▸ **WHAT IS BEING ASKED**:
Leave out the pictures and repeat the rest of the material exactly.

▸ **Data records**:

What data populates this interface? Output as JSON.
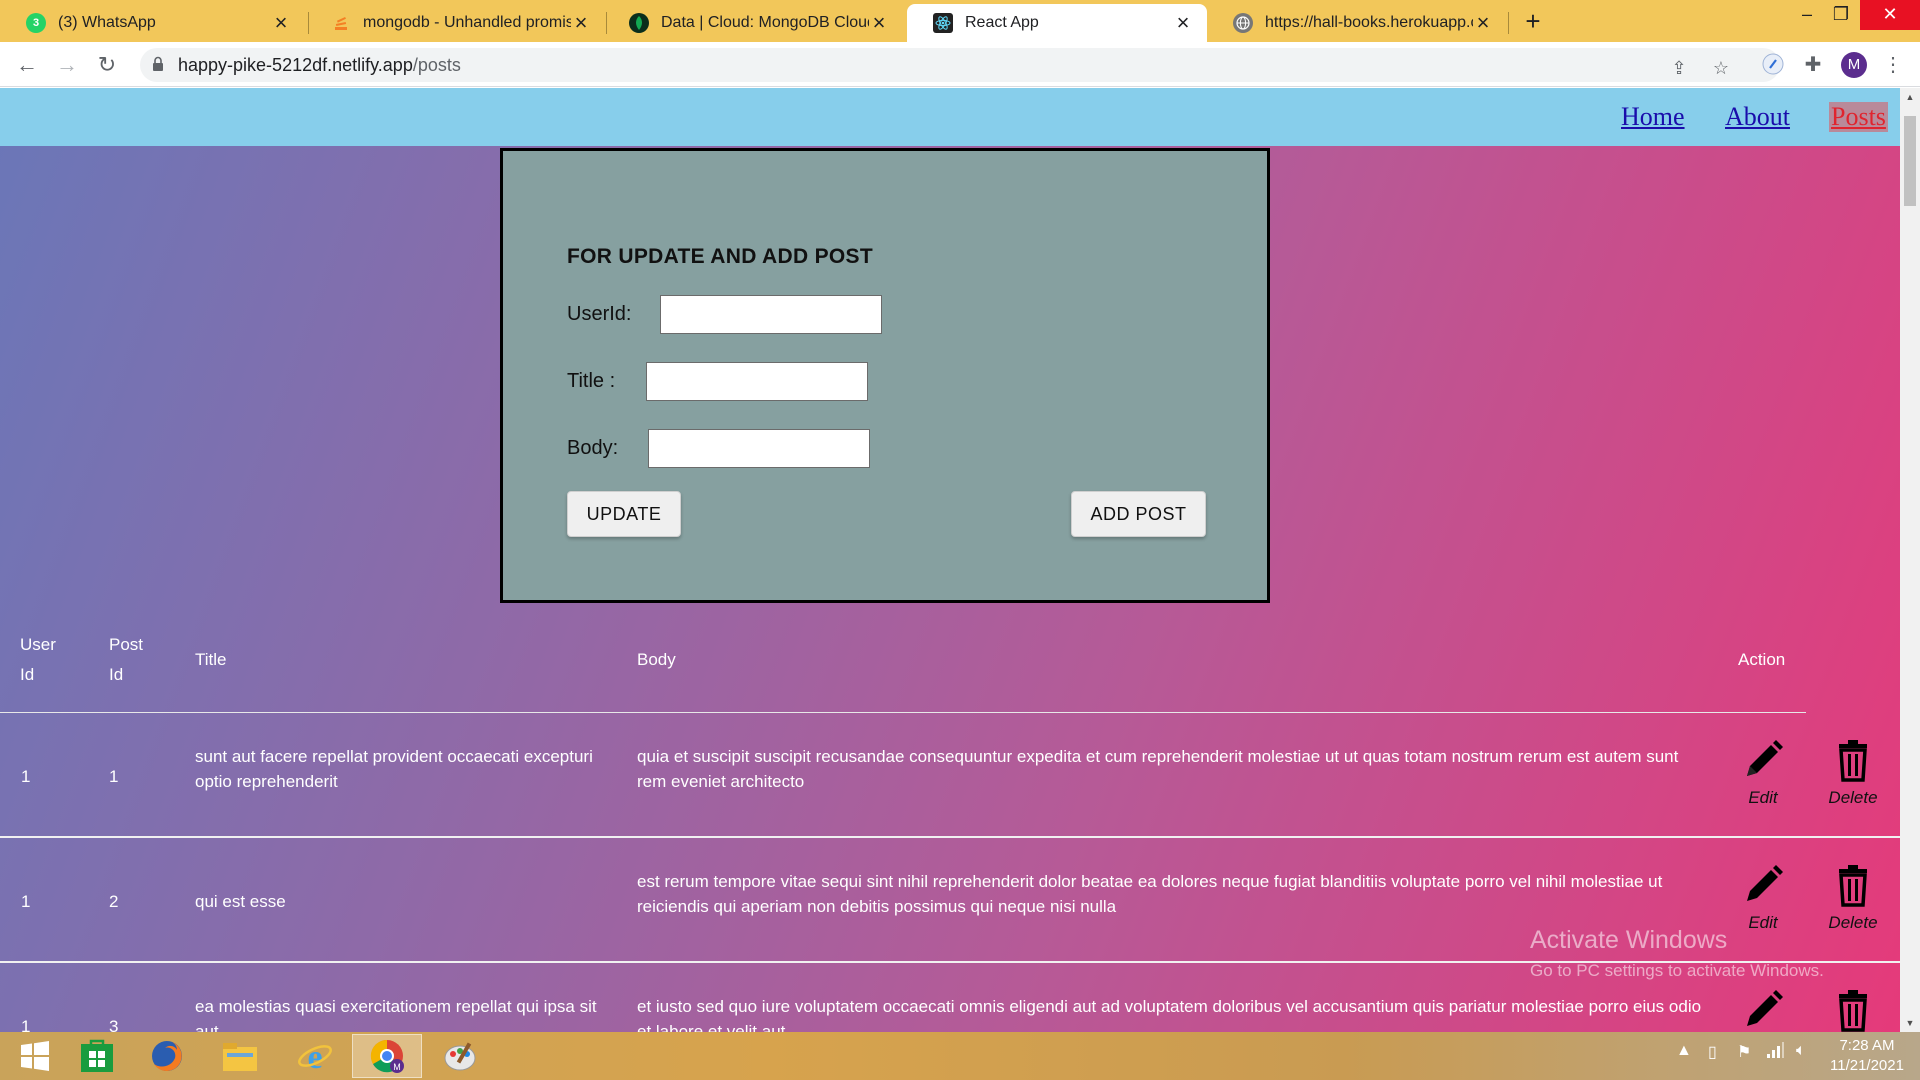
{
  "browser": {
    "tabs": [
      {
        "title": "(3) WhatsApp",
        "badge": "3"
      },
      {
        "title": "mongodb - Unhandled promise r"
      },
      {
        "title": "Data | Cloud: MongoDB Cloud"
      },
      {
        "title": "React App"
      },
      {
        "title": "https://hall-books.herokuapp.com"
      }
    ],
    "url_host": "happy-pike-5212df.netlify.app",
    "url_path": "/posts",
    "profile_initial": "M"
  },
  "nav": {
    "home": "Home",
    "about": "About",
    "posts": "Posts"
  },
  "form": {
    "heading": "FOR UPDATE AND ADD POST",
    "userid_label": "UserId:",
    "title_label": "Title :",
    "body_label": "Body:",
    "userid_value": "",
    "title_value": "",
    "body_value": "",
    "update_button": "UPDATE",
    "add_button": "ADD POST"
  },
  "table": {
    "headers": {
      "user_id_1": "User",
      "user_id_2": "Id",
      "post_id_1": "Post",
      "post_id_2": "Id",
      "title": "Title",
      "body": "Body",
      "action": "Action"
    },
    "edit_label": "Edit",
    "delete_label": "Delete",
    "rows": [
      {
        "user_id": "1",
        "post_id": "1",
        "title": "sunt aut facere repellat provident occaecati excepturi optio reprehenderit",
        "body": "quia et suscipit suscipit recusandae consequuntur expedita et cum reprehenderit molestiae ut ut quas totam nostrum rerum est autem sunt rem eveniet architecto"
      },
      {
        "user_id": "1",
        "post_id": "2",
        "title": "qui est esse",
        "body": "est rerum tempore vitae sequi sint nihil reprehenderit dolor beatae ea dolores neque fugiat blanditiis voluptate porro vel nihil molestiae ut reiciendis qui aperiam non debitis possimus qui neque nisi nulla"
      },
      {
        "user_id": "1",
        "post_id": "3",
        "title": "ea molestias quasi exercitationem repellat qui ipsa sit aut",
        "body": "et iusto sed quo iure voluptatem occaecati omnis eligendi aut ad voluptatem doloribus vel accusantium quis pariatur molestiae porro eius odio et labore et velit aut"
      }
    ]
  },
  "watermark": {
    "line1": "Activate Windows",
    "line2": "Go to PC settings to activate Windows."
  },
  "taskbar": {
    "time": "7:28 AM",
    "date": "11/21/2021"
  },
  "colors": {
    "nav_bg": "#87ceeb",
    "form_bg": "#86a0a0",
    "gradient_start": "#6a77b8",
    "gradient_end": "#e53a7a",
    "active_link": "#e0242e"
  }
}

▸ **FINAL ANSWER**:
What data populates this interface? Output as JSON.
{
  "browser": {
    "tabs": [
      {
        "title": "(3) WhatsApp",
        "badge": "3"
      },
      {
        "title": "mongodb - Unhandled promise r"
      },
      {
        "title": "Data | Cloud: MongoDB Cloud"
      },
      {
        "title": "React App"
      },
      {
        "title": "https://hall-books.herokuapp.com"
      }
    ],
    "url_host": "happy-pike-5212df.netlify.app",
    "url_path": "/posts",
    "profile_initial": "M"
  },
  "nav": {
    "home": "Home",
    "about": "About",
    "posts": "Posts"
  },
  "form": {
    "heading": "FOR UPDATE AND ADD POST",
    "userid_label": "UserId:",
    "title_label": "Title :",
    "body_label": "Body:",
    "userid_value": "",
    "title_value": "",
    "body_value": "",
    "update_button": "UPDATE",
    "add_button": "ADD POST"
  },
  "table": {
    "headers": {
      "user_id_1": "User",
      "user_id_2": "Id",
      "post_id_1": "Post",
      "post_id_2": "Id",
      "title": "Title",
      "body": "Body",
      "action": "Action"
    },
    "edit_label": "Edit",
    "delete_label": "Delete",
    "rows": [
      {
        "user_id": "1",
        "post_id": "1",
        "title": "sunt aut facere repellat provident occaecati excepturi optio reprehenderit",
        "body": "quia et suscipit suscipit recusandae consequuntur expedita et cum reprehenderit molestiae ut ut quas totam nostrum rerum est autem sunt rem eveniet architecto"
      },
      {
        "user_id": "1",
        "post_id": "2",
        "title": "qui est esse",
        "body": "est rerum tempore vitae sequi sint nihil reprehenderit dolor beatae ea dolores neque fugiat blanditiis voluptate porro vel nihil molestiae ut reiciendis qui aperiam non debitis possimus qui neque nisi nulla"
      },
      {
        "user_id": "1",
        "post_id": "3",
        "title": "ea molestias quasi exercitationem repellat qui ipsa sit aut",
        "body": "et iusto sed quo iure voluptatem occaecati omnis eligendi aut ad voluptatem doloribus vel accusantium quis pariatur molestiae porro eius odio et labore et velit aut"
      }
    ]
  },
  "watermark": {
    "line1": "Activate Windows",
    "line2": "Go to PC settings to activate Windows."
  },
  "taskbar": {
    "time": "7:28 AM",
    "date": "11/21/2021"
  },
  "colors": {
    "nav_bg": "#87ceeb",
    "form_bg": "#86a0a0",
    "gradient_start": "#6a77b8",
    "gradient_end": "#e53a7a",
    "active_link": "#e0242e"
  }
}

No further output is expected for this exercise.